▶ AIM:
Lines containing the word "biên" should be extracted in full.

::: TASK INPUTS

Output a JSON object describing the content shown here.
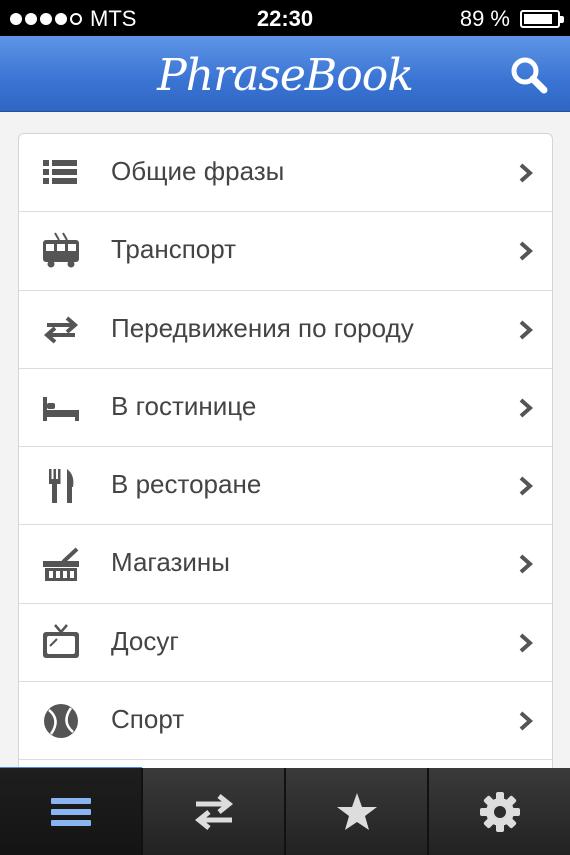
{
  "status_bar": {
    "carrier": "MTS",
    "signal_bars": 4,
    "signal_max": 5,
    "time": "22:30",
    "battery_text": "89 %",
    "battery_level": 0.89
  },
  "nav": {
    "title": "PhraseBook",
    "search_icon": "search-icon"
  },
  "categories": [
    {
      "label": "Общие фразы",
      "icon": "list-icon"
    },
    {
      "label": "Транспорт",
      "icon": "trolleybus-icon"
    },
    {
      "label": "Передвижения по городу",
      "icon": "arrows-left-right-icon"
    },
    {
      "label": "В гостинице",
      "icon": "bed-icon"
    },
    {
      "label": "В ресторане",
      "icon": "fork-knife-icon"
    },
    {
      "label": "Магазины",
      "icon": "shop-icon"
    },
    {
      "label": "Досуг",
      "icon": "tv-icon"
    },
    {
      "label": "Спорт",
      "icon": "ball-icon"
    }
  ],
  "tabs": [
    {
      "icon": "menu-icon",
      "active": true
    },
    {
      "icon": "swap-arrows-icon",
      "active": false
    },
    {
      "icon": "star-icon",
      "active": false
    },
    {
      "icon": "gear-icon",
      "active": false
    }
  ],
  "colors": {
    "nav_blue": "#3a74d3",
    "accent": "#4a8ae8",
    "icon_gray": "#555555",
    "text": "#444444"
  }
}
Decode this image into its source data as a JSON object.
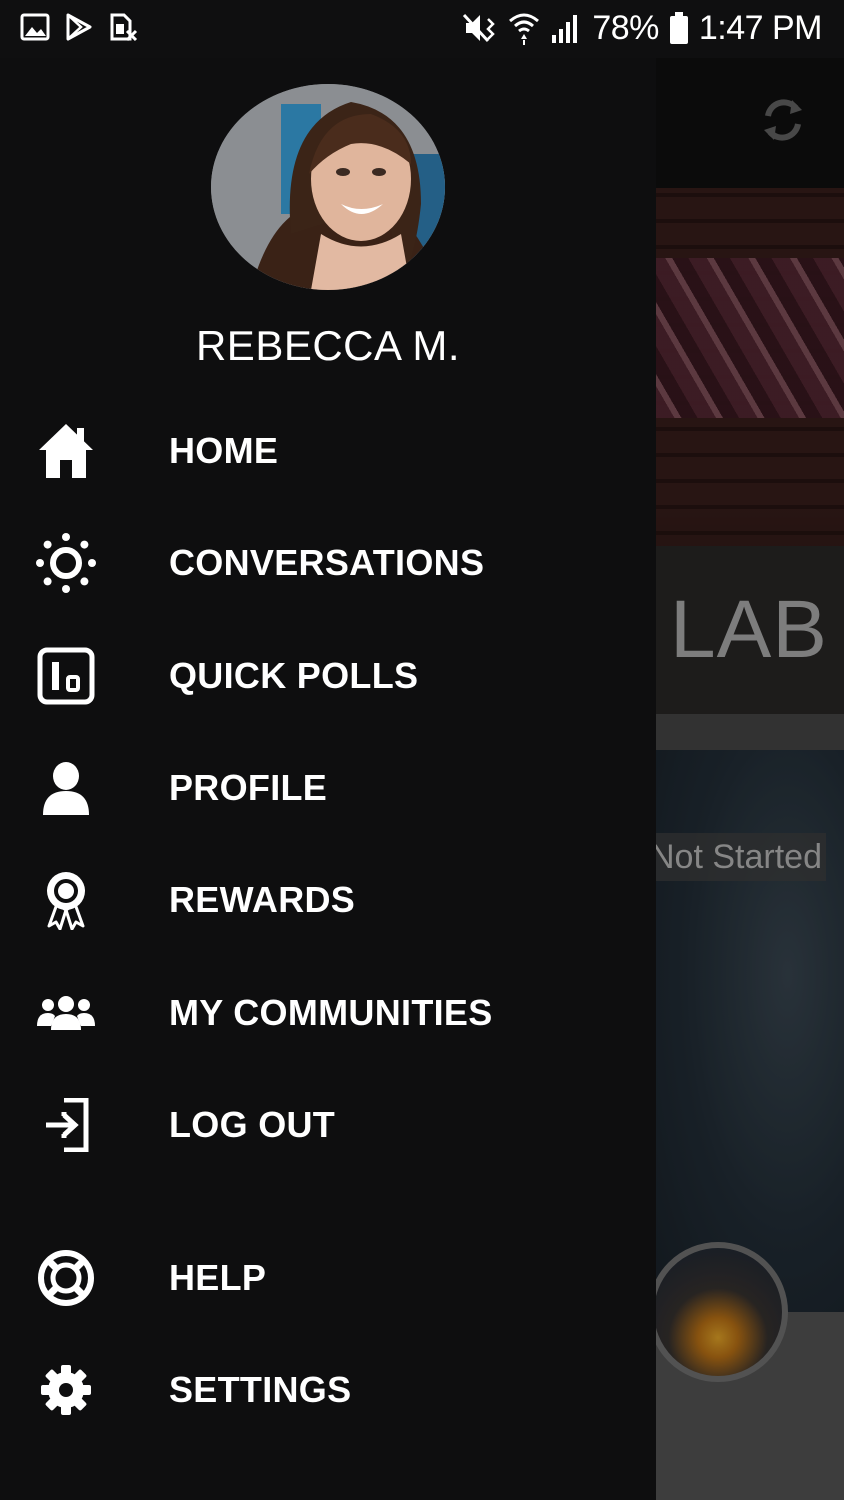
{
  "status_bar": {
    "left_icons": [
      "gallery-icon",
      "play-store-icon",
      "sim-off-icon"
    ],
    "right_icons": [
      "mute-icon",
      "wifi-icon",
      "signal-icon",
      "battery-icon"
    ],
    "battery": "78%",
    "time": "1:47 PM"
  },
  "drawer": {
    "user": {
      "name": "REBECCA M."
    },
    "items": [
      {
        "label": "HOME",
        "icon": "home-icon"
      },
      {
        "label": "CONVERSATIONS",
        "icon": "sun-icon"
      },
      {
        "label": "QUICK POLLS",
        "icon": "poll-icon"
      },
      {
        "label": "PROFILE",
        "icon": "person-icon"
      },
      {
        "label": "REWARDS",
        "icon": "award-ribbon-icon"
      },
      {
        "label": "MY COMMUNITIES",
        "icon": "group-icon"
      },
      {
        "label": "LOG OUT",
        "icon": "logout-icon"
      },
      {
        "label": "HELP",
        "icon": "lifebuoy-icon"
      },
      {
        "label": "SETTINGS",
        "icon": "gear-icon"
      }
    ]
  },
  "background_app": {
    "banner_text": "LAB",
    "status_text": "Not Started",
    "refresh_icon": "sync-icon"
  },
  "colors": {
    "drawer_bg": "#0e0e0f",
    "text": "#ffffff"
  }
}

::::::
::: TASK INPUTS

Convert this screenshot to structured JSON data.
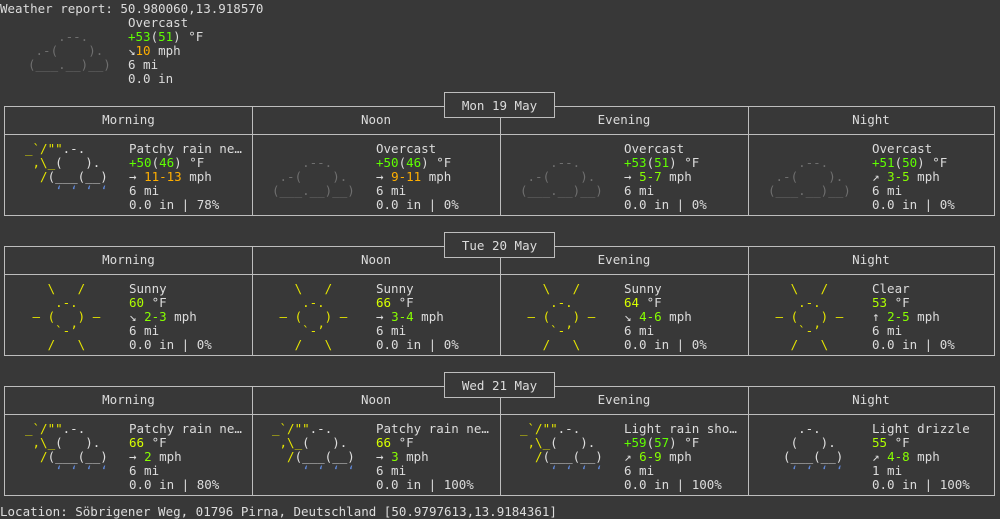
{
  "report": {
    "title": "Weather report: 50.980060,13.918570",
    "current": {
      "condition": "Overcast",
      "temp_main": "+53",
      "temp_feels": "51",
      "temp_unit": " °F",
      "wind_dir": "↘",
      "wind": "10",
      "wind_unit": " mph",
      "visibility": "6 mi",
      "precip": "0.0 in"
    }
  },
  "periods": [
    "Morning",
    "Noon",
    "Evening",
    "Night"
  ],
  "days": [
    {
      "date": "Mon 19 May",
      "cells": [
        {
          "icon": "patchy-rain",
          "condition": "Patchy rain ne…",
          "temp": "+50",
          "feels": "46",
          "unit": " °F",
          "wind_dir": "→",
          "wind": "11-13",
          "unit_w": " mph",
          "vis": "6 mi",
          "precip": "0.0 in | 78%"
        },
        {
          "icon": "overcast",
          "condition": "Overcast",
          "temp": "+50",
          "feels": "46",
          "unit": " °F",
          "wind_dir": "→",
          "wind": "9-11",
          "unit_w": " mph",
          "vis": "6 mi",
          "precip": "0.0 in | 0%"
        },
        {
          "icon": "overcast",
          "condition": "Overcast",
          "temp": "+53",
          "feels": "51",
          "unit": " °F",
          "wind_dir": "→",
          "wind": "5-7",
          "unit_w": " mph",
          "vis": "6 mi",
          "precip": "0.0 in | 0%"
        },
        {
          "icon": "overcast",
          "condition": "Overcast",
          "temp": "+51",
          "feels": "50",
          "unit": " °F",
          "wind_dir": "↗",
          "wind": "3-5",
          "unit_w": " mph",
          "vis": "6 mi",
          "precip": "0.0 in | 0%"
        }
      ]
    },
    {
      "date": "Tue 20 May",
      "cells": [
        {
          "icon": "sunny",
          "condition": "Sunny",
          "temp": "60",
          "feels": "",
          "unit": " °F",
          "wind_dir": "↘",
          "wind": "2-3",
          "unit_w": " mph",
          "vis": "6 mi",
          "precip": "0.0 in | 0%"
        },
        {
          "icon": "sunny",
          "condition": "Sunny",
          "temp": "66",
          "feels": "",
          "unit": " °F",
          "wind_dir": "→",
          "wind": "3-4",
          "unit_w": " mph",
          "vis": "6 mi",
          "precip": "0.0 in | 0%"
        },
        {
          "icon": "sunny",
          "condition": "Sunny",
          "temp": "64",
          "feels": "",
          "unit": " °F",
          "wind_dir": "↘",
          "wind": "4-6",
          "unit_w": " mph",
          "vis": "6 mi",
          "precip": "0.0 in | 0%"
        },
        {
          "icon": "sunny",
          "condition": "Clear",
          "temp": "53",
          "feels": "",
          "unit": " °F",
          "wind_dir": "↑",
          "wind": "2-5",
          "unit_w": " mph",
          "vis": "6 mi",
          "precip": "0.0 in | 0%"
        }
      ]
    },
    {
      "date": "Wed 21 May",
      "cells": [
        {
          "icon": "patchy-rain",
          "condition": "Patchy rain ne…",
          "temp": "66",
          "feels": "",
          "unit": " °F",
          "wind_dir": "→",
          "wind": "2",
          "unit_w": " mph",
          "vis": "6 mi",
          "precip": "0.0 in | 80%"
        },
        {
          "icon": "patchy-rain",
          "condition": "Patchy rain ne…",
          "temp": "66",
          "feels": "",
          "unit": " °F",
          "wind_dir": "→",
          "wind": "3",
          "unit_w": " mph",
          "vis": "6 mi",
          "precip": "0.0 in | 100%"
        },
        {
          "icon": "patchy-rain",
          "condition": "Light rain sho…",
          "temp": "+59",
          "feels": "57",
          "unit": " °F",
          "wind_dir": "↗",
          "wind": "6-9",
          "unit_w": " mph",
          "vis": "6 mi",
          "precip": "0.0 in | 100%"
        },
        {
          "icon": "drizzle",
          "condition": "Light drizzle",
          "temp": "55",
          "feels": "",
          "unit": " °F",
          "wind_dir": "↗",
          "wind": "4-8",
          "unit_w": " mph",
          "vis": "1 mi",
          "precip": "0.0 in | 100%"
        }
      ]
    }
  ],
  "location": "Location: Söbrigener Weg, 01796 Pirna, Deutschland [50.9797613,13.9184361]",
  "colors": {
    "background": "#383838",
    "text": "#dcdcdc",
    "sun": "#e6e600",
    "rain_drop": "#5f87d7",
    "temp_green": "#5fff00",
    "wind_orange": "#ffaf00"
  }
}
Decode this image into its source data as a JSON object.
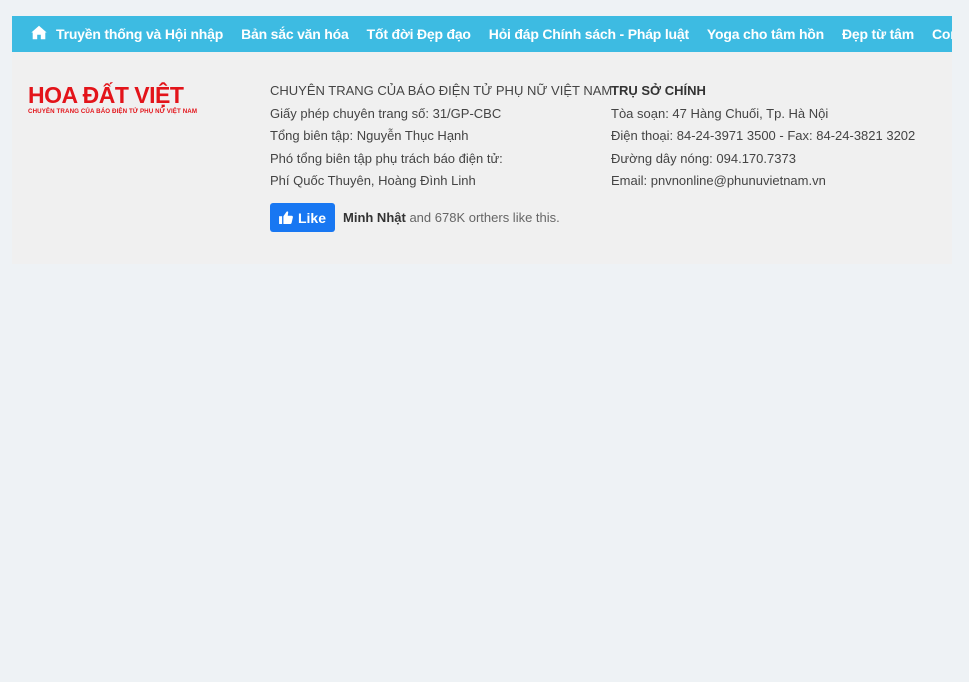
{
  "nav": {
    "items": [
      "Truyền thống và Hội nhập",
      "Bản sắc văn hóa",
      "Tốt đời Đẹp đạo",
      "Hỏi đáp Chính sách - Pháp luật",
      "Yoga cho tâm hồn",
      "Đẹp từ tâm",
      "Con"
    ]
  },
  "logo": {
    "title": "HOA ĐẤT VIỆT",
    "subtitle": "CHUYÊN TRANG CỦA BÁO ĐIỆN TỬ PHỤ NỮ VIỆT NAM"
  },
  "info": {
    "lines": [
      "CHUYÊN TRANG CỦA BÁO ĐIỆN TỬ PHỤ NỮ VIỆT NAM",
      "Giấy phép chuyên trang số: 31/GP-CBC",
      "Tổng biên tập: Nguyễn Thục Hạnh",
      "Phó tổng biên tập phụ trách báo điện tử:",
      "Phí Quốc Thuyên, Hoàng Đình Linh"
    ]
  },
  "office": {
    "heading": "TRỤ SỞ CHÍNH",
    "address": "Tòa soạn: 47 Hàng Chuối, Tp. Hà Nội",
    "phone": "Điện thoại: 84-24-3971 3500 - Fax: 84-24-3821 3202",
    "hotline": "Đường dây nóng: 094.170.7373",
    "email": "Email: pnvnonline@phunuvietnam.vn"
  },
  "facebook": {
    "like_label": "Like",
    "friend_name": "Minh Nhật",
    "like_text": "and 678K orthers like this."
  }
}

::::::

▶ ANSWER TO THIS PROBLEM:
      "Tổng biên tập: Nguyễn Thục Hạnh",
      "Phó tổng biên tập phụ trách báo điện tử:",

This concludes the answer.